WRITTEN INSTRUCTION:
Write out all of the entries exactly as given.

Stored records

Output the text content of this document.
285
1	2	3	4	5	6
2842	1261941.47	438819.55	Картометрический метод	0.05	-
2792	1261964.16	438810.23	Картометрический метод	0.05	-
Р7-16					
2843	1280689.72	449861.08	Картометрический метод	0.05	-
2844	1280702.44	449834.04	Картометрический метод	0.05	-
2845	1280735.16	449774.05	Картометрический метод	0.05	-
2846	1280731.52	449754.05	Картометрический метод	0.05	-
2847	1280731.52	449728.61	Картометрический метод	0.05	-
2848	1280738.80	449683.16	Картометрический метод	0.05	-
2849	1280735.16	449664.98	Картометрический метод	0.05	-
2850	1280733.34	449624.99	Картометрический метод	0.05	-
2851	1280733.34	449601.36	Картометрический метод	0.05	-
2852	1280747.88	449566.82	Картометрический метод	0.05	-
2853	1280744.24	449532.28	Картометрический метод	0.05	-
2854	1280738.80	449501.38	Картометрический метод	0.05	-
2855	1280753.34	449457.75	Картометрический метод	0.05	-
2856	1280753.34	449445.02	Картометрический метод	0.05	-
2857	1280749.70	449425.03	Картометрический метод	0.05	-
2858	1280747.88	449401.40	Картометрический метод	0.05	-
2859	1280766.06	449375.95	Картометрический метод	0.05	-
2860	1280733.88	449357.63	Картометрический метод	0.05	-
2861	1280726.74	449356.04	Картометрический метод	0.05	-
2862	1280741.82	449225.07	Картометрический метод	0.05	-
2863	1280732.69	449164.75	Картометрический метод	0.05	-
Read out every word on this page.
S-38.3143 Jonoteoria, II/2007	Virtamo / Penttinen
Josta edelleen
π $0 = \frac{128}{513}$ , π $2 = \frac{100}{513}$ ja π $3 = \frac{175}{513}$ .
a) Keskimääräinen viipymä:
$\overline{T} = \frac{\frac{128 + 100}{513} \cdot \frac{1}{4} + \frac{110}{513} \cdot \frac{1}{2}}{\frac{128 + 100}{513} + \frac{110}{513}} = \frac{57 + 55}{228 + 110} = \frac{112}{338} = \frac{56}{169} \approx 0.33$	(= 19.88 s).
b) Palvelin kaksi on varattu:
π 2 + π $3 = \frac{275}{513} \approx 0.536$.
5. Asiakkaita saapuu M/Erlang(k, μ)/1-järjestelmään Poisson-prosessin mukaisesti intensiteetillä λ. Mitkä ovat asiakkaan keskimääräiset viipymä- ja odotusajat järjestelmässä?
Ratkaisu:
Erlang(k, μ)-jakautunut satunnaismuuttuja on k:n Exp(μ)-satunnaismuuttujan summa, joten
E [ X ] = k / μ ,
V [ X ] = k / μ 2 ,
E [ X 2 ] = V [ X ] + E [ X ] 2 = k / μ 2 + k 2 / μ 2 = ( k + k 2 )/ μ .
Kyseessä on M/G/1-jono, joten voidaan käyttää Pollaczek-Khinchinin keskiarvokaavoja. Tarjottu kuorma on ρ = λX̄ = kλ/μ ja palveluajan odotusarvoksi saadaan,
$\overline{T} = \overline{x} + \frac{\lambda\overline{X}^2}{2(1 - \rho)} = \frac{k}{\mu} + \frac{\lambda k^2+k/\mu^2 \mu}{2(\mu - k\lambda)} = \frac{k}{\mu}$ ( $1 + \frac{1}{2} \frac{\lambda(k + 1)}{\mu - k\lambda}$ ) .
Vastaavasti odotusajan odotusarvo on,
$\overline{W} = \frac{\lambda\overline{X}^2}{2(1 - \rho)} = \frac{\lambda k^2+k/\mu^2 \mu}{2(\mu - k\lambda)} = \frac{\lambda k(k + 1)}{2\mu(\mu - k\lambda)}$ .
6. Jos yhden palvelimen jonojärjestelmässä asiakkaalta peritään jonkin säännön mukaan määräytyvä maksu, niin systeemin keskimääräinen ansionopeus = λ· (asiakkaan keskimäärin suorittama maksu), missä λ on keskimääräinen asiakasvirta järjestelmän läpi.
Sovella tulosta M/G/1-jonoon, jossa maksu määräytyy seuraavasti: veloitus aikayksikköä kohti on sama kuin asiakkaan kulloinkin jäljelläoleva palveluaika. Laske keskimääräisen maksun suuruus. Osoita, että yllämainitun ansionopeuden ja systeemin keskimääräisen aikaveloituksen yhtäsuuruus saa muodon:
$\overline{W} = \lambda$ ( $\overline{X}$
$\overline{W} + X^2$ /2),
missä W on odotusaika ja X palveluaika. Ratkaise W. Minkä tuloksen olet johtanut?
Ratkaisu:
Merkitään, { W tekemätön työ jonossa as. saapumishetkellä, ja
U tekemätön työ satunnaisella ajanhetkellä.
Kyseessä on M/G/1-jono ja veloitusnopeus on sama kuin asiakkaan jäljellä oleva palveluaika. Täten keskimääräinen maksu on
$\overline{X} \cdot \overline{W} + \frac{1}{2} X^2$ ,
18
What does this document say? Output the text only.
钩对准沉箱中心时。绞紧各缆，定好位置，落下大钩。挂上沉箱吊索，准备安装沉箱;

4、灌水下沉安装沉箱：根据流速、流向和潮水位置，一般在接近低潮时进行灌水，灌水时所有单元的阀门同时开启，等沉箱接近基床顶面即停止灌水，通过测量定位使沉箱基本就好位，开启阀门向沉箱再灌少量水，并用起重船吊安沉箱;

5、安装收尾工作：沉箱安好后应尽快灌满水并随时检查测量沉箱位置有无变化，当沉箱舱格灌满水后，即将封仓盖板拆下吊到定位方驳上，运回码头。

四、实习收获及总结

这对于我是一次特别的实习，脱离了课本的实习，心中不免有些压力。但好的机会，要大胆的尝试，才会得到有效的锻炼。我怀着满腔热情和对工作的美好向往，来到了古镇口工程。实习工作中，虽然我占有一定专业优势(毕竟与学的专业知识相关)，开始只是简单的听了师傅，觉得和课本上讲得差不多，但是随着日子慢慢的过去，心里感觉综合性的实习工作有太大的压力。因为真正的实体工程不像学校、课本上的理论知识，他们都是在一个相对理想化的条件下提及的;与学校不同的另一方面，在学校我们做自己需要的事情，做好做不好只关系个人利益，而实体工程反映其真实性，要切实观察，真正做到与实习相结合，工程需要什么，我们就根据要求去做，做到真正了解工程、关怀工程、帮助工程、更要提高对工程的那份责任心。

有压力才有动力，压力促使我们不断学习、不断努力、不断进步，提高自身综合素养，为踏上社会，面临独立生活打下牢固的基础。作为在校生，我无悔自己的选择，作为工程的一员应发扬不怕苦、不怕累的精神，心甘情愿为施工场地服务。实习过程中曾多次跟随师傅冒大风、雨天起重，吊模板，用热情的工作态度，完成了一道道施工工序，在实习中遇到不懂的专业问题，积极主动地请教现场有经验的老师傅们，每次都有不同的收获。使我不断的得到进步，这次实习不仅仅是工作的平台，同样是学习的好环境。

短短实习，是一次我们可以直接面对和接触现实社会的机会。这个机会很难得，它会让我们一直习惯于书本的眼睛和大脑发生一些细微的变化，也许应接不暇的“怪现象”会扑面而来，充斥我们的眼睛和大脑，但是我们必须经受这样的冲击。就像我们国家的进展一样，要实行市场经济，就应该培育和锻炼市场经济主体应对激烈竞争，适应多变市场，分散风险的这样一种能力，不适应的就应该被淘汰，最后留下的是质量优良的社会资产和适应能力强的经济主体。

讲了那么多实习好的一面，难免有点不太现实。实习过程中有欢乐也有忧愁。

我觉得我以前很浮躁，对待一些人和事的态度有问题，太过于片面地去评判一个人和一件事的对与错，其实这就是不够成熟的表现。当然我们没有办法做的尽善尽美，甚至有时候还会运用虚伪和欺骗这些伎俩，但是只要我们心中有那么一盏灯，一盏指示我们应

FULL SOLUTION:
Output the text content of this document.
285
1	2	3	4	5	6
2842	1261941.47	438819.55	Картометрический метод	0.05	-
2792	1261964.16	438810.23	Картометрический метод	0.05	-
Р7-16					
2843	1280689.72	449861.08	Картометрический метод	0.05	-
2844	1280702.44	449834.04	Картометрический метод	0.05	-
2845	1280735.16	449774.05	Картометрический метод	0.05	-
2846	1280731.52	449754.05	Картометрический метод	0.05	-
2847	1280731.52	449728.61	Картометрический метод	0.05	-
2848	1280738.80	449683.16	Картометрический метод	0.05	-
2849	1280735.16	449664.98	Картометрический метод	0.05	-
2850	1280733.34	449624.99	Картометрический метод	0.05	-
2851	1280733.34	449601.36	Картометрический метод	0.05	-
2852	1280747.88	449566.82	Картометрический метод	0.05	-
2853	1280744.24	449532.28	Картометрический метод	0.05	-
2854	1280738.80	449501.38	Картометрический метод	0.05	-
2855	1280753.34	449457.75	Картометрический метод	0.05	-
2856	1280753.34	449445.02	Картометрический метод	0.05	-
2857	1280749.70	449425.03	Картометрический метод	0.05	-
2858	1280747.88	449401.40	Картометрический метод	0.05	-
2859	1280766.06	449375.95	Картометрический метод	0.05	-
2860	1280733.88	449357.63	Картометрический метод	0.05	-
2861	1280726.74	449356.04	Картометрический метод	0.05	-
2862	1280741.82	449225.07	Картометрический метод	0.05	-
2863	1280732.69	449164.75	Картометрический метод	0.05	-
Read out every word on this page.
S-38.3143 Jonoteoria, II/2007	Virtamo / Penttinen
Josta edelleen
π $0 = \frac{128}{513}$ , π $2 = \frac{100}{513}$ ja π $3 = \frac{175}{513}$ .
a) Keskimääräinen viipymä:
$\overline{T} = \frac{\frac{128 + 100}{513} \cdot \frac{1}{4} + \frac{110}{513} \cdot \frac{1}{2}}{\frac{128 + 100}{513} + \frac{110}{513}} = \frac{57 + 55}{228 + 110} = \frac{112}{338} = \frac{56}{169} \approx 0.33$	(= 19.88 s).
b) Palvelin kaksi on varattu:
π 2 + π $3 = \frac{275}{513} \approx 0.536$.
5. Asiakkaita saapuu M/Erlang(k, μ)/1-järjestelmään Poisson-prosessin mukaisesti intensiteetillä λ. Mitkä ovat asiakkaan keskimääräiset viipymä- ja odotusajat järjestelmässä?
Ratkaisu:
Erlang(k, μ)-jakautunut satunnaismuuttuja on k:n Exp(μ)-satunnaismuuttujan summa, joten
E [ X ] = k / μ ,
V [ X ] = k / μ 2 ,
E [ X 2 ] = V [ X ] + E [ X ] 2 = k / μ 2 + k 2 / μ 2 = ( k + k 2 )/ μ .
Kyseessä on M/G/1-jono, joten voidaan käyttää Pollaczek-Khinchinin keskiarvokaavoja. Tarjottu kuorma on ρ = λX̄ = kλ/μ ja palveluajan odotusarvoksi saadaan,
$\overline{T} = \overline{x} + \frac{\lambda\overline{X}^2}{2(1 - \rho)} = \frac{k}{\mu} + \frac{\lambda k^2+k/\mu^2 \mu}{2(\mu - k\lambda)} = \frac{k}{\mu}$ ( $1 + \frac{1}{2} \frac{\lambda(k + 1)}{\mu - k\lambda}$ ) .
Vastaavasti odotusajan odotusarvo on,
$\overline{W} = \frac{\lambda\overline{X}^2}{2(1 - \rho)} = \frac{\lambda k^2+k/\mu^2 \mu}{2(\mu - k\lambda)} = \frac{\lambda k(k + 1)}{2\mu(\mu - k\lambda)}$ .
6. Jos yhden palvelimen jonojärjestelmässä asiakkaalta peritään jonkin säännön mukaan määräytyvä maksu, niin systeemin keskimääräinen ansionopeus = λ· (asiakkaan keskimäärin suorittama maksu), missä λ on keskimääräinen asiakasvirta järjestelmän läpi.
Sovella tulosta M/G/1-jonoon, jossa maksu määräytyy seuraavasti: veloitus aikayksikköä kohti on sama kuin asiakkaan kulloinkin jäljelläoleva palveluaika. Laske keskimääräisen maksun suuruus. Osoita, että yllämainitun ansionopeuden ja systeemin keskimääräisen aikaveloituksen yhtäsuuruus saa muodon:
$\overline{W} = \lambda$ ( $\overline{X}$
$\overline{W} + X^2$ /2),
missä W on odotusaika ja X palveluaika. Ratkaise W. Minkä tuloksen olet johtanut?
Ratkaisu:
Merkitään, { W tekemätön työ jonossa as. saapumishetkellä, ja
U tekemätön työ satunnaisella ajanhetkellä.
Kyseessä on M/G/1-jono ja veloitusnopeus on sama kuin asiakkaan jäljellä oleva palveluaika. Täten keskimääräinen maksu on
$\overline{X} \cdot \overline{W} + \frac{1}{2} X^2$ ,
18
What does this document say? Output the text only.
钩对准沉箱中心时。绞紧各缆，定好位置，落下大钩。挂上沉箱吊索，准备安装沉箱;

4、灌水下沉安装沉箱：根据流速、流向和潮水位置，一般在接近低潮时进行灌水，灌水时所有单元的阀门同时开启，等沉箱接近基床顶面即停止灌水，通过测量定位使沉箱基本就好位，开启阀门向沉箱再灌少量水，并用起重船吊安沉箱;

5、安装收尾工作：沉箱安好后应尽快灌满水并随时检查测量沉箱位置有无变化，当沉箱舱格灌满水后，即将封仓盖板拆下吊到定位方驳上，运回码头。

四、实习收获及总结

这对于我是一次特别的实习，脱离了课本的实习，心中不免有些压力。但好的机会，要大胆的尝试，才会得到有效的锻炼。我怀着满腔热情和对工作的美好向往，来到了古镇口工程。实习工作中，虽然我占有一定专业优势(毕竟与学的专业知识相关)，开始只是简单的听了师傅，觉得和课本上讲得差不多，但是随着日子慢慢的过去，心里感觉综合性的实习工作有太大的压力。因为真正的实体工程不像学校、课本上的理论知识，他们都是在一个相对理想化的条件下提及的;与学校不同的另一方面，在学校我们做自己需要的事情，做好做不好只关系个人利益，而实体工程反映其真实性，要切实观察，真正做到与实习相结合，工程需要什么，我们就根据要求去做，做到真正了解工程、关怀工程、帮助工程、更要提高对工程的那份责任心。

有压力才有动力，压力促使我们不断学习、不断努力、不断进步，提高自身综合素养，为踏上社会，面临独立生活打下牢固的基础。作为在校生，我无悔自己的选择，作为工程的一员应发扬不怕苦、不怕累的精神，心甘情愿为施工场地服务。实习过程中曾多次跟随师傅冒大风、雨天起重，吊模板，用热情的工作态度，完成了一道道施工工序，在实习中遇到不懂的专业问题，积极主动地请教现场有经验的老师傅们，每次都有不同的收获。使我不断的得到进步，这次实习不仅仅是工作的平台，同样是学习的好环境。

短短实习，是一次我们可以直接面对和接触现实社会的机会。这个机会很难得，它会让我们一直习惯于书本的眼睛和大脑发生一些细微的变化，也许应接不暇的“怪现象”会扑面而来，充斥我们的眼睛和大脑，但是我们必须经受这样的冲击。就像我们国家的进展一样，要实行市场经济，就应该培育和锻炼市场经济主体应对激烈竞争，适应多变市场，分散风险的这样一种能力，不适应的就应该被淘汰，最后留下的是质量优良的社会资产和适应能力强的经济主体。

讲了那么多实习好的一面，难免有点不太现实。实习过程中有欢乐也有忧愁。

我觉得我以前很浮躁，对待一些人和事的态度有问题，太过于片面地去评判一个人和一件事的对与错，其实这就是不够成熟的表现。当然我们没有办法做的尽善尽美，甚至有时候还会运用虚伪和欺骗这些伎俩，但是只要我们心中有那么一盏灯，一盏指示我们应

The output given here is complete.